◆ Entries supplied ◆
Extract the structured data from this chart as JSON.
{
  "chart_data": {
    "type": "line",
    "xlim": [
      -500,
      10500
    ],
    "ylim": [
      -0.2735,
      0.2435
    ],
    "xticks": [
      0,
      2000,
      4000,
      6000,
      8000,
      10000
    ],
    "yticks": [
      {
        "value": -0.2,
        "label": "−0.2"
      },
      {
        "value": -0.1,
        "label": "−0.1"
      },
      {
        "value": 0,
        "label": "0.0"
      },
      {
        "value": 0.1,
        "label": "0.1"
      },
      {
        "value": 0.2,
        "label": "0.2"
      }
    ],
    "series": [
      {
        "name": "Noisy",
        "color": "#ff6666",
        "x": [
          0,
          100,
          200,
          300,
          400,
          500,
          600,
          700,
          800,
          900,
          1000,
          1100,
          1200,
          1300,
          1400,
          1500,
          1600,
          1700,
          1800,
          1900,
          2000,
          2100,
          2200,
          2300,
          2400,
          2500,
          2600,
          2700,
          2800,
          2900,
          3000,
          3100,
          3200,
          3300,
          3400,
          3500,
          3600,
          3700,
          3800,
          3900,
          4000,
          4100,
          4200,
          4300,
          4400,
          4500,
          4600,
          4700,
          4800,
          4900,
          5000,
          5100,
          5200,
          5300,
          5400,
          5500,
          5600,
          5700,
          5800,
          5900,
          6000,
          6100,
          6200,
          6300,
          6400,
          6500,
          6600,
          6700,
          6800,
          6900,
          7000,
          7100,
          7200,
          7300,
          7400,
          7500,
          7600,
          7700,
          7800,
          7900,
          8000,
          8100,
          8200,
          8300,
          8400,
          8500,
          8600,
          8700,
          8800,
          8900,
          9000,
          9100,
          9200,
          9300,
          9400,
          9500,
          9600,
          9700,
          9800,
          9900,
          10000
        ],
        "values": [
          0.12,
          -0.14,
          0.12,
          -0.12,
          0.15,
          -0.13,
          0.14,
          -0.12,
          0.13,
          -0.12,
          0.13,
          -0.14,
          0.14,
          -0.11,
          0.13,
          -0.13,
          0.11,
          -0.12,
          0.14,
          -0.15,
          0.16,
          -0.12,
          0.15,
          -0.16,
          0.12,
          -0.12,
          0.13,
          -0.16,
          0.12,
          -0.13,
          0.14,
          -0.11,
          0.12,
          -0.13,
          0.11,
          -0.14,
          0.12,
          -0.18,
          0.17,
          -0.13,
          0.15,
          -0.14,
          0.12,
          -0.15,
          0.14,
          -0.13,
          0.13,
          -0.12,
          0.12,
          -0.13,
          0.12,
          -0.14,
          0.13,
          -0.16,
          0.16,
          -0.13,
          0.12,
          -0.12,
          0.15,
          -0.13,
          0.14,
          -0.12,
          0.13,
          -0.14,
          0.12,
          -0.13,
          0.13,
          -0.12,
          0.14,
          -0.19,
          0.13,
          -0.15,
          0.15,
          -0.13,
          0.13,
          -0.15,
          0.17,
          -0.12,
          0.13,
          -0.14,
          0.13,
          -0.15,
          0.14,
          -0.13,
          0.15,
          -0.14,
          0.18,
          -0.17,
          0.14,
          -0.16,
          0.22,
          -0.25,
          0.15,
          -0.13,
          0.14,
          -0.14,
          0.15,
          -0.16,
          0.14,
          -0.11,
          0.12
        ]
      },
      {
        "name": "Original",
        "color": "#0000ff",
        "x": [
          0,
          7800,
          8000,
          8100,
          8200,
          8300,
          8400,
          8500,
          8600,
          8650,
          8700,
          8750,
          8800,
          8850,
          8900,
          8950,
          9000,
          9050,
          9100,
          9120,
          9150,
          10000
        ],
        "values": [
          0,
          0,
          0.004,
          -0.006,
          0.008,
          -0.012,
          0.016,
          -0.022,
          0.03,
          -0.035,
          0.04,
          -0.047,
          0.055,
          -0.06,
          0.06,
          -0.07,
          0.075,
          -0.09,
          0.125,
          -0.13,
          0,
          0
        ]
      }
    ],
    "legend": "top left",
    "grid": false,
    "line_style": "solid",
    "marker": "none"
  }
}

◆ Aim ◆
Repeat every record, keeping each word and mark exactly as it is.

◆ Exercise solution ◆
Extract the structured data from this chart as JSON.
{
  "chart_data": {
    "type": "line",
    "xlim": [
      -500,
      10500
    ],
    "ylim": [
      -0.2735,
      0.2435
    ],
    "xticks": [
      0,
      2000,
      4000,
      6000,
      8000,
      10000
    ],
    "yticks": [
      {
        "value": -0.2,
        "label": "−0.2"
      },
      {
        "value": -0.1,
        "label": "−0.1"
      },
      {
        "value": 0,
        "label": "0.0"
      },
      {
        "value": 0.1,
        "label": "0.1"
      },
      {
        "value": 0.2,
        "label": "0.2"
      }
    ],
    "series": [
      {
        "name": "Noisy",
        "color": "#ff6666",
        "x": [
          0,
          100,
          200,
          300,
          400,
          500,
          600,
          700,
          800,
          900,
          1000,
          1100,
          1200,
          1300,
          1400,
          1500,
          1600,
          1700,
          1800,
          1900,
          2000,
          2100,
          2200,
          2300,
          2400,
          2500,
          2600,
          2700,
          2800,
          2900,
          3000,
          3100,
          3200,
          3300,
          3400,
          3500,
          3600,
          3700,
          3800,
          3900,
          4000,
          4100,
          4200,
          4300,
          4400,
          4500,
          4600,
          4700,
          4800,
          4900,
          5000,
          5100,
          5200,
          5300,
          5400,
          5500,
          5600,
          5700,
          5800,
          5900,
          6000,
          6100,
          6200,
          6300,
          6400,
          6500,
          6600,
          6700,
          6800,
          6900,
          7000,
          7100,
          7200,
          7300,
          7400,
          7500,
          7600,
          7700,
          7800,
          7900,
          8000,
          8100,
          8200,
          8300,
          8400,
          8500,
          8600,
          8700,
          8800,
          8900,
          9000,
          9100,
          9200,
          9300,
          9400,
          9500,
          9600,
          9700,
          9800,
          9900,
          10000
        ],
        "values": [
          0.12,
          -0.14,
          0.12,
          -0.12,
          0.15,
          -0.13,
          0.14,
          -0.12,
          0.13,
          -0.12,
          0.13,
          -0.14,
          0.14,
          -0.11,
          0.13,
          -0.13,
          0.11,
          -0.12,
          0.14,
          -0.15,
          0.16,
          -0.12,
          0.15,
          -0.16,
          0.12,
          -0.12,
          0.13,
          -0.16,
          0.12,
          -0.13,
          0.14,
          -0.11,
          0.12,
          -0.13,
          0.11,
          -0.14,
          0.12,
          -0.18,
          0.17,
          -0.13,
          0.15,
          -0.14,
          0.12,
          -0.15,
          0.14,
          -0.13,
          0.13,
          -0.12,
          0.12,
          -0.13,
          0.12,
          -0.14,
          0.13,
          -0.16,
          0.16,
          -0.13,
          0.12,
          -0.12,
          0.15,
          -0.13,
          0.14,
          -0.12,
          0.13,
          -0.14,
          0.12,
          -0.13,
          0.13,
          -0.12,
          0.14,
          -0.19,
          0.13,
          -0.15,
          0.15,
          -0.13,
          0.13,
          -0.15,
          0.17,
          -0.12,
          0.13,
          -0.14,
          0.13,
          -0.15,
          0.14,
          -0.13,
          0.15,
          -0.14,
          0.18,
          -0.17,
          0.14,
          -0.16,
          0.22,
          -0.25,
          0.15,
          -0.13,
          0.14,
          -0.14,
          0.15,
          -0.16,
          0.14,
          -0.11,
          0.12
        ]
      },
      {
        "name": "Original",
        "color": "#0000ff",
        "x": [
          0,
          7800,
          8000,
          8100,
          8200,
          8300,
          8400,
          8500,
          8600,
          8650,
          8700,
          8750,
          8800,
          8850,
          8900,
          8950,
          9000,
          9050,
          9100,
          9120,
          9150,
          10000
        ],
        "values": [
          0,
          0,
          0.004,
          -0.006,
          0.008,
          -0.012,
          0.016,
          -0.022,
          0.03,
          -0.035,
          0.04,
          -0.047,
          0.055,
          -0.06,
          0.06,
          -0.07,
          0.075,
          -0.09,
          0.125,
          -0.13,
          0,
          0
        ]
      }
    ],
    "legend": "top left",
    "grid": false,
    "line_style": "solid",
    "marker": "none"
  }
}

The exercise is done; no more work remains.